> Given task: Change every "legend-swatch" to "legend-marker" in the lines of the records, starting with the line with "- legend-swatch: [1452, 468, 1473, 487]" and going on through the line with "- legend-label: Biografía: [1482, 208, 1551, 227]", and give back only those lines with everything else left the same.

> Data provided:
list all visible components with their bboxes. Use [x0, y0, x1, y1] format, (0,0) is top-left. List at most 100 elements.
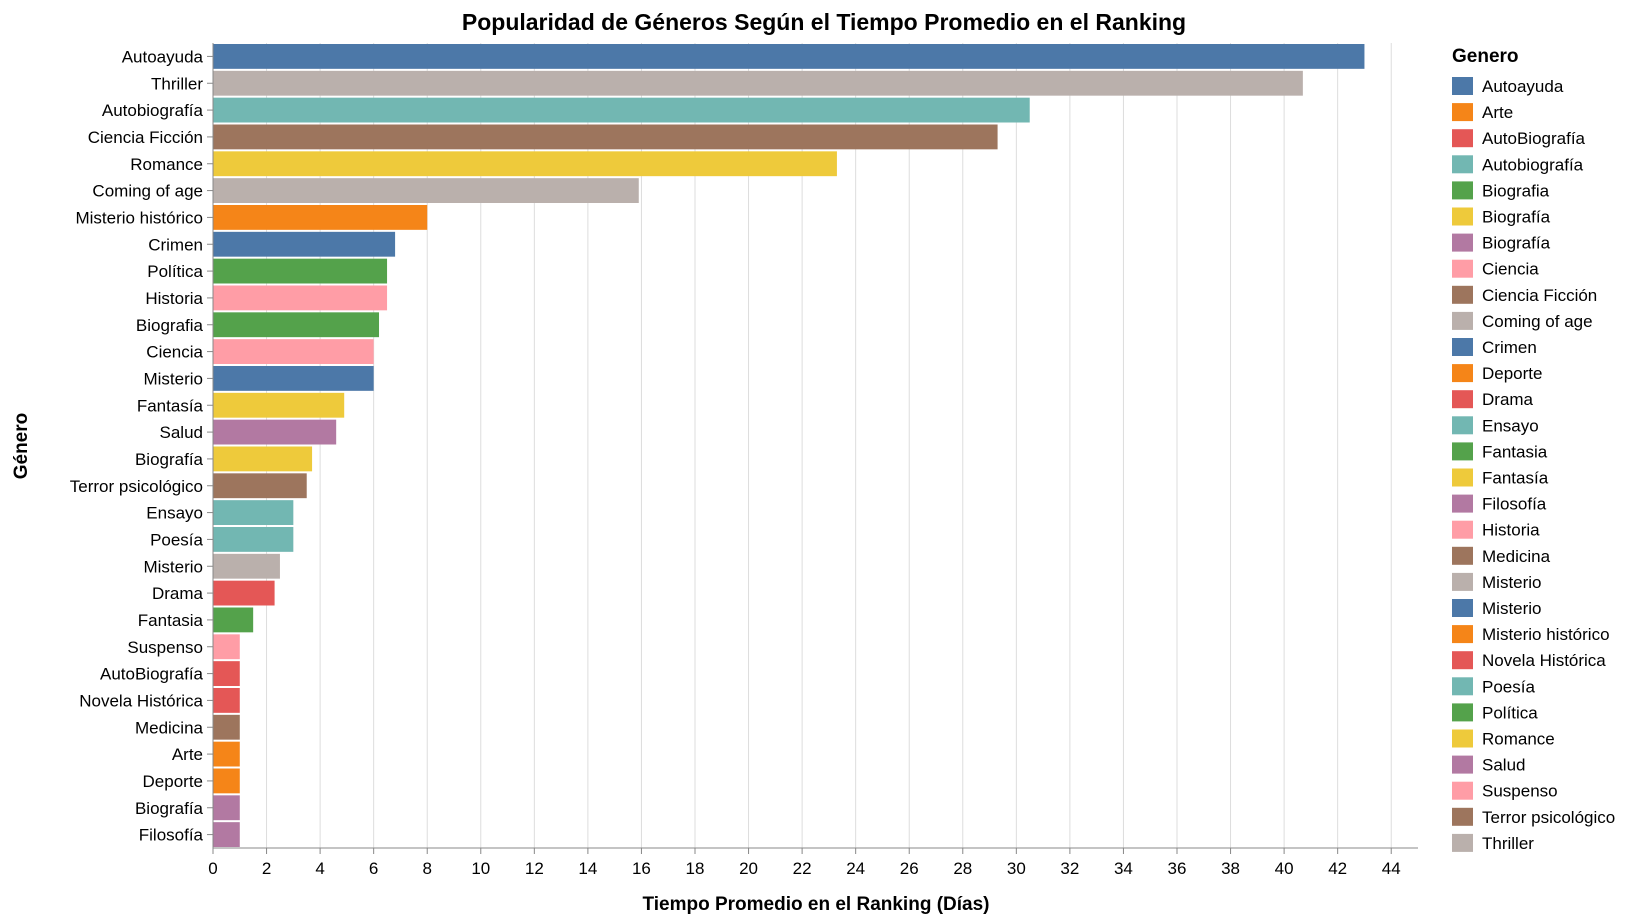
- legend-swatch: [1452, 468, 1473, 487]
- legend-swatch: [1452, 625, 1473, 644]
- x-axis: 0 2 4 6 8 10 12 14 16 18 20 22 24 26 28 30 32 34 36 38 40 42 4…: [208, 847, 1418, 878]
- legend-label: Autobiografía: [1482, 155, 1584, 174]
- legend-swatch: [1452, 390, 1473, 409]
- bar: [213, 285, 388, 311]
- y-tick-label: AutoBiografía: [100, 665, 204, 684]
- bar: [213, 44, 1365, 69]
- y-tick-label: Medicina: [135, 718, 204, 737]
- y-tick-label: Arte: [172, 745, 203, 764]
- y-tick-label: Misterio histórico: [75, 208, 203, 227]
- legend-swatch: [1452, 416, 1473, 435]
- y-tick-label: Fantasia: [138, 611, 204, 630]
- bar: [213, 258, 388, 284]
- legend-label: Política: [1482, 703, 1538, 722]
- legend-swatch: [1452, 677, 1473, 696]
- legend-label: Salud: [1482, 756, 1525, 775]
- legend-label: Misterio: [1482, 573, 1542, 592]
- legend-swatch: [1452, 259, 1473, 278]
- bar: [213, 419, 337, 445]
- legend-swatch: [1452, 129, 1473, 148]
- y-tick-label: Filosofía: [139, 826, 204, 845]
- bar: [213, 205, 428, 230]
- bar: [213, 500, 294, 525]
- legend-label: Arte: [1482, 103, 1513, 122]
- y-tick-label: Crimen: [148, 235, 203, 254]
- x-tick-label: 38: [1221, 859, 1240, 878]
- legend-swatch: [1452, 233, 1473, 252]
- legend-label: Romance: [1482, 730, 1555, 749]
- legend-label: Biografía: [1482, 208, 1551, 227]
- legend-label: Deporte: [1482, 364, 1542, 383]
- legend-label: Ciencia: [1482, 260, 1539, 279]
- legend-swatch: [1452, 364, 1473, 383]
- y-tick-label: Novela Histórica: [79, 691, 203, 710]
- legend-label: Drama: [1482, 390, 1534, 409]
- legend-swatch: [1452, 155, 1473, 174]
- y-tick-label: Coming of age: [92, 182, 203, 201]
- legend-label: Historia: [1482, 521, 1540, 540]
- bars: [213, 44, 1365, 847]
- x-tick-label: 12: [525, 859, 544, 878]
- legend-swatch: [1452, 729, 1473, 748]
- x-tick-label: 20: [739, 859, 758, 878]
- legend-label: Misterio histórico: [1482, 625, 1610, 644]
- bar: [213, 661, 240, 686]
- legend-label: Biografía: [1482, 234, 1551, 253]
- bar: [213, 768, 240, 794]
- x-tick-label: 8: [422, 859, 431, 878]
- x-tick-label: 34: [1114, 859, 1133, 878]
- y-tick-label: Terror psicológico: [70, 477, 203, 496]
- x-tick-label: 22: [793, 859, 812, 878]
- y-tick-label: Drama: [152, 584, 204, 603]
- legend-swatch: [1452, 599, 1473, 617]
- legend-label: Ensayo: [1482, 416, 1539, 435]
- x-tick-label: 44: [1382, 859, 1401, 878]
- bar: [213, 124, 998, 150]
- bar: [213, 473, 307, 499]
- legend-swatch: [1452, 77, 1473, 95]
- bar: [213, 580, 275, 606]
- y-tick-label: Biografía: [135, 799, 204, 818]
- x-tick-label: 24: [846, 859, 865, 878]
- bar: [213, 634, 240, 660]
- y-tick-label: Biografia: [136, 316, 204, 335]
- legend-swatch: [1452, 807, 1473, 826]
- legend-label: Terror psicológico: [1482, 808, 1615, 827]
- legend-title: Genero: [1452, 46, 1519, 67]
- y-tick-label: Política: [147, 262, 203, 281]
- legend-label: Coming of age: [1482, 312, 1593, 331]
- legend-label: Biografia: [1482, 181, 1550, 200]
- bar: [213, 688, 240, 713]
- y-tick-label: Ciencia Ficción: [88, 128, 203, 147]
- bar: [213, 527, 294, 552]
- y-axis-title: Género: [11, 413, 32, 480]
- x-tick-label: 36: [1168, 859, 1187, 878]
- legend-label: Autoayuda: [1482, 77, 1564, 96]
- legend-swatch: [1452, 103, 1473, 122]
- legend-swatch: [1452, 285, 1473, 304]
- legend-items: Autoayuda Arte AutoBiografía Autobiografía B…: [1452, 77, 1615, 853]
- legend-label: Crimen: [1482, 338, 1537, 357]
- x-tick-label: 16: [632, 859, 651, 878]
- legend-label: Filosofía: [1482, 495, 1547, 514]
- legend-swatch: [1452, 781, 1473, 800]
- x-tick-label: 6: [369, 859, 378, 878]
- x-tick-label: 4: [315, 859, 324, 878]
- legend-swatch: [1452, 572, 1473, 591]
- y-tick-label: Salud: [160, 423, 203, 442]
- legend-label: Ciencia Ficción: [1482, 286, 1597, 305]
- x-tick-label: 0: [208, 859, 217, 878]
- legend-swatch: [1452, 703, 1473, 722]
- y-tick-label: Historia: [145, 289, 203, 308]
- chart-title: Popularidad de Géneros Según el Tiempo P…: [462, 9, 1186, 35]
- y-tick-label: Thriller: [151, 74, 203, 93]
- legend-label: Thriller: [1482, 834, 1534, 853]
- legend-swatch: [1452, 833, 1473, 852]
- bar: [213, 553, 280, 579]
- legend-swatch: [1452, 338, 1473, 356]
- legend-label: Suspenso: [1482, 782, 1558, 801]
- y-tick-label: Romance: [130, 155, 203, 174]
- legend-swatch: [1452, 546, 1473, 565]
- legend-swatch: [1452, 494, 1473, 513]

> Solved problem:
- legend-marker: [1452, 468, 1473, 487]
- legend-marker: [1452, 625, 1473, 644]
- x-axis: 0 2 4 6 8 10 12 14 16 18 20 22 24 26 28 30 32 34 36 38 40 42 4…: [208, 847, 1418, 878]
- legend-label: Autobiografía: [1482, 155, 1584, 174]
- legend-marker: [1452, 390, 1473, 409]
- bar: [213, 285, 388, 311]
- y-tick-label: AutoBiografía: [100, 665, 204, 684]
- bar: [213, 44, 1365, 69]
- y-tick-label: Medicina: [135, 718, 204, 737]
- y-tick-label: Arte: [172, 745, 203, 764]
- y-tick-label: Misterio histórico: [75, 208, 203, 227]
- legend-marker: [1452, 416, 1473, 435]
- y-tick-label: Fantasia: [138, 611, 204, 630]
- bar: [213, 258, 388, 284]
- legend-label: Política: [1482, 703, 1538, 722]
- legend-marker: [1452, 677, 1473, 696]
- legend-label: Salud: [1482, 756, 1525, 775]
- legend-label: Misterio: [1482, 573, 1542, 592]
- legend-marker: [1452, 259, 1473, 278]
- bar: [213, 419, 337, 445]
- legend-marker: [1452, 129, 1473, 148]
- y-tick-label: Filosofía: [139, 826, 204, 845]
- bar: [213, 205, 428, 230]
- bar: [213, 500, 294, 525]
- legend-label: Arte: [1482, 103, 1513, 122]
- y-tick-label: Crimen: [148, 235, 203, 254]
- x-tick-label: 38: [1221, 859, 1240, 878]
- legend-marker: [1452, 233, 1473, 252]
- legend-label: Romance: [1482, 730, 1555, 749]
- legend-label: Biografía: [1482, 208, 1551, 227]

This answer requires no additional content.